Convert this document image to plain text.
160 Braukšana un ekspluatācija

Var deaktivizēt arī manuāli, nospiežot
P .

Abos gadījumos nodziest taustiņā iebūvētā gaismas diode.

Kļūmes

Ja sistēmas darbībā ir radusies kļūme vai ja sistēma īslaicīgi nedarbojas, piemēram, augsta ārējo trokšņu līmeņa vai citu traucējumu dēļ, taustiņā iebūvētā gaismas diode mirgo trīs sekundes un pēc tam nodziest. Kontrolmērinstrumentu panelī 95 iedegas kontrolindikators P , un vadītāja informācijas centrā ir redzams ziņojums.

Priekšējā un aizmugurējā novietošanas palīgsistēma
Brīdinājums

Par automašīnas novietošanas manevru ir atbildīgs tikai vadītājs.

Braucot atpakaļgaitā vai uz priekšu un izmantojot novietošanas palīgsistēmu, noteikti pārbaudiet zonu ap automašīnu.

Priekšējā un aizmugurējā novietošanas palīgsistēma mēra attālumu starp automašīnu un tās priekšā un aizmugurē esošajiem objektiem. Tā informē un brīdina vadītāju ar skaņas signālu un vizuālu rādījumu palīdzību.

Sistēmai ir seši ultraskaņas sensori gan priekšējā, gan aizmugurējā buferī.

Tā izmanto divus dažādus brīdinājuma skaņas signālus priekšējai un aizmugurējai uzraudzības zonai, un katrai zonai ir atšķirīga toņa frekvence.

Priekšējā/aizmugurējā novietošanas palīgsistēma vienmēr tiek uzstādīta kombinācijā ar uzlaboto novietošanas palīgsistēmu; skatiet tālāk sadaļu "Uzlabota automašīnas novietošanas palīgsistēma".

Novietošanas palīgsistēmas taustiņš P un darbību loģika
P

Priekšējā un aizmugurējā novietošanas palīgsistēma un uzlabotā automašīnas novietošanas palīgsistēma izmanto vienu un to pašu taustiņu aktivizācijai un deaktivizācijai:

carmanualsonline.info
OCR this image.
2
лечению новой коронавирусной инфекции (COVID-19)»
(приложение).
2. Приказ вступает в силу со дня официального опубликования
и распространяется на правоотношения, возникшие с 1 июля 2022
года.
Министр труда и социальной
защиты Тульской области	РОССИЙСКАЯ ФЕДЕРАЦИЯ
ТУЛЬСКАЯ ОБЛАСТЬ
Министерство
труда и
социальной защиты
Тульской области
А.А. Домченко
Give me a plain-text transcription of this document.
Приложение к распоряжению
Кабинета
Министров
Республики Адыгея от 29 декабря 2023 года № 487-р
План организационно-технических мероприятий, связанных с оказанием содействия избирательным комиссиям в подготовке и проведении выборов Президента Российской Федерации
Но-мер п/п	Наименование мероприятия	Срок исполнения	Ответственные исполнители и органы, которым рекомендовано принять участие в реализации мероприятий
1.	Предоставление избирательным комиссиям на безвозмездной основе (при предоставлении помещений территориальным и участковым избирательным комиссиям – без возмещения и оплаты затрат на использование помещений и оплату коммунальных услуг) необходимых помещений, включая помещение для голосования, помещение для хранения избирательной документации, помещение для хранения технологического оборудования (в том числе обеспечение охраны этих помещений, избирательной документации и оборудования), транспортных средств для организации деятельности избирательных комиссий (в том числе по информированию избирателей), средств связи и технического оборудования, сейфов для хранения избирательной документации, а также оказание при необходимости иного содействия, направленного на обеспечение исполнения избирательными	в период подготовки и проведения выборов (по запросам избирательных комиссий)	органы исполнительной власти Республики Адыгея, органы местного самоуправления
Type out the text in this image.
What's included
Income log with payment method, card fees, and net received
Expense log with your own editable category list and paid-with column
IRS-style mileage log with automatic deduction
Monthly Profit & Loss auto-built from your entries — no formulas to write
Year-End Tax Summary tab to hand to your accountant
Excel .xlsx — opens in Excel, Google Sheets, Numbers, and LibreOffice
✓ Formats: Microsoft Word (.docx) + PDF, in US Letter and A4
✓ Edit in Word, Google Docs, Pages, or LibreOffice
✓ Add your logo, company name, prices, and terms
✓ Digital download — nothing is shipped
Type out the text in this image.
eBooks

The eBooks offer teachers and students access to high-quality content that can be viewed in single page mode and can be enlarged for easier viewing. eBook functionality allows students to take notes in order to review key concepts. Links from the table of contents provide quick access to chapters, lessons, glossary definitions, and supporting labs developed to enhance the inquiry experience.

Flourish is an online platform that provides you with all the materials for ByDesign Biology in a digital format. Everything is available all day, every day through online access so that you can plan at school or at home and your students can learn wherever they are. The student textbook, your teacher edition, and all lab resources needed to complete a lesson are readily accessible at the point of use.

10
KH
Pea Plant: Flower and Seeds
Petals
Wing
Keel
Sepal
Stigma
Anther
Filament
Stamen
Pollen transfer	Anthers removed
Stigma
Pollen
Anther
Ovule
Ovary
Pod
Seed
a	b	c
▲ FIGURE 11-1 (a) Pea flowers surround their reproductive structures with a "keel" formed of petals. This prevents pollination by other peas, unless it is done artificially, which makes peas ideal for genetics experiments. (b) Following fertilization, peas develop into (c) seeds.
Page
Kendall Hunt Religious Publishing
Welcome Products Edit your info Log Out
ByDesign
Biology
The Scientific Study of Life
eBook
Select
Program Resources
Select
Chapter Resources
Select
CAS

* [Directive]: Repeat all of the records above exactly as written.

* [Solution]:
Convert this document image to plain text.
160 Braukšana un ekspluatācija

Var deaktivizēt arī manuāli, nospiežot
P .

Abos gadījumos nodziest taustiņā iebūvētā gaismas diode.

Kļūmes

Ja sistēmas darbībā ir radusies kļūme vai ja sistēma īslaicīgi nedarbojas, piemēram, augsta ārējo trokšņu līmeņa vai citu traucējumu dēļ, taustiņā iebūvētā gaismas diode mirgo trīs sekundes un pēc tam nodziest. Kontrolmērinstrumentu panelī 95 iedegas kontrolindikators P , un vadītāja informācijas centrā ir redzams ziņojums.

Priekšējā un aizmugurējā novietošanas palīgsistēma
Brīdinājums

Par automašīnas novietošanas manevru ir atbildīgs tikai vadītājs.

Braucot atpakaļgaitā vai uz priekšu un izmantojot novietošanas palīgsistēmu, noteikti pārbaudiet zonu ap automašīnu.

Priekšējā un aizmugurējā novietošanas palīgsistēma mēra attālumu starp automašīnu un tās priekšā un aizmugurē esošajiem objektiem. Tā informē un brīdina vadītāju ar skaņas signālu un vizuālu rādījumu palīdzību.

Sistēmai ir seši ultraskaņas sensori gan priekšējā, gan aizmugurējā buferī.

Tā izmanto divus dažādus brīdinājuma skaņas signālus priekšējai un aizmugurējai uzraudzības zonai, un katrai zonai ir atšķirīga toņa frekvence.

Priekšējā/aizmugurējā novietošanas palīgsistēma vienmēr tiek uzstādīta kombinācijā ar uzlaboto novietošanas palīgsistēmu; skatiet tālāk sadaļu "Uzlabota automašīnas novietošanas palīgsistēma".

Novietošanas palīgsistēmas taustiņš P un darbību loģika
P

Priekšējā un aizmugurējā novietošanas palīgsistēma un uzlabotā automašīnas novietošanas palīgsistēma izmanto vienu un to pašu taustiņu aktivizācijai un deaktivizācijai:

carmanualsonline.info
OCR this image.
2
лечению новой коронавирусной инфекции (COVID-19)»
(приложение).
2. Приказ вступает в силу со дня официального опубликования
и распространяется на правоотношения, возникшие с 1 июля 2022
года.
Министр труда и социальной
защиты Тульской области	РОССИЙСКАЯ ФЕДЕРАЦИЯ
ТУЛЬСКАЯ ОБЛАСТЬ
Министерство
труда и
социальной защиты
Тульской области
А.А. Домченко
Give me a plain-text transcription of this document.
Приложение к распоряжению
Кабинета
Министров
Республики Адыгея от 29 декабря 2023 года № 487-р
План организационно-технических мероприятий, связанных с оказанием содействия избирательным комиссиям в подготовке и проведении выборов Президента Российской Федерации
Но-мер п/п	Наименование мероприятия	Срок исполнения	Ответственные исполнители и органы, которым рекомендовано принять участие в реализации мероприятий
1.	Предоставление избирательным комиссиям на безвозмездной основе (при предоставлении помещений территориальным и участковым избирательным комиссиям – без возмещения и оплаты затрат на использование помещений и оплату коммунальных услуг) необходимых помещений, включая помещение для голосования, помещение для хранения избирательной документации, помещение для хранения технологического оборудования (в том числе обеспечение охраны этих помещений, избирательной документации и оборудования), транспортных средств для организации деятельности избирательных комиссий (в том числе по информированию избирателей), средств связи и технического оборудования, сейфов для хранения избирательной документации, а также оказание при необходимости иного содействия, направленного на обеспечение исполнения избирательными	в период подготовки и проведения выборов (по запросам избирательных комиссий)	органы исполнительной власти Республики Адыгея, органы местного самоуправления
Type out the text in this image.
What's included
Income log with payment method, card fees, and net received
Expense log with your own editable category list and paid-with column
IRS-style mileage log with automatic deduction
Monthly Profit & Loss auto-built from your entries — no formulas to write
Year-End Tax Summary tab to hand to your accountant
Excel .xlsx — opens in Excel, Google Sheets, Numbers, and LibreOffice
✓ Formats: Microsoft Word (.docx) + PDF, in US Letter and A4
✓ Edit in Word, Google Docs, Pages, or LibreOffice
✓ Add your logo, company name, prices, and terms
✓ Digital download — nothing is shipped
Type out the text in this image.
eBooks

The eBooks offer teachers and students access to high-quality content that can be viewed in single page mode and can be enlarged for easier viewing. eBook functionality allows students to take notes in order to review key concepts. Links from the table of contents provide quick access to chapters, lessons, glossary definitions, and supporting labs developed to enhance the inquiry experience.

Flourish is an online platform that provides you with all the materials for ByDesign Biology in a digital format. Everything is available all day, every day through online access so that you can plan at school or at home and your students can learn wherever they are. The student textbook, your teacher edition, and all lab resources needed to complete a lesson are readily accessible at the point of use.

10
KH
Pea Plant: Flower and Seeds
Petals
Wing
Keel
Sepal
Stigma
Anther
Filament
Stamen
Pollen transfer	Anthers removed
Stigma
Pollen
Anther
Ovule
Ovary
Pod
Seed
a	b	c
▲ FIGURE 11-1 (a) Pea flowers surround their reproductive structures with a "keel" formed of petals. This prevents pollination by other peas, unless it is done artificially, which makes peas ideal for genetics experiments. (b) Following fertilization, peas develop into (c) seeds.
Page
Kendall Hunt Religious Publishing
Welcome Products Edit your info Log Out
ByDesign
Biology
The Scientific Study of Life
eBook
Select
Program Resources
Select
Chapter Resources
Select
CAS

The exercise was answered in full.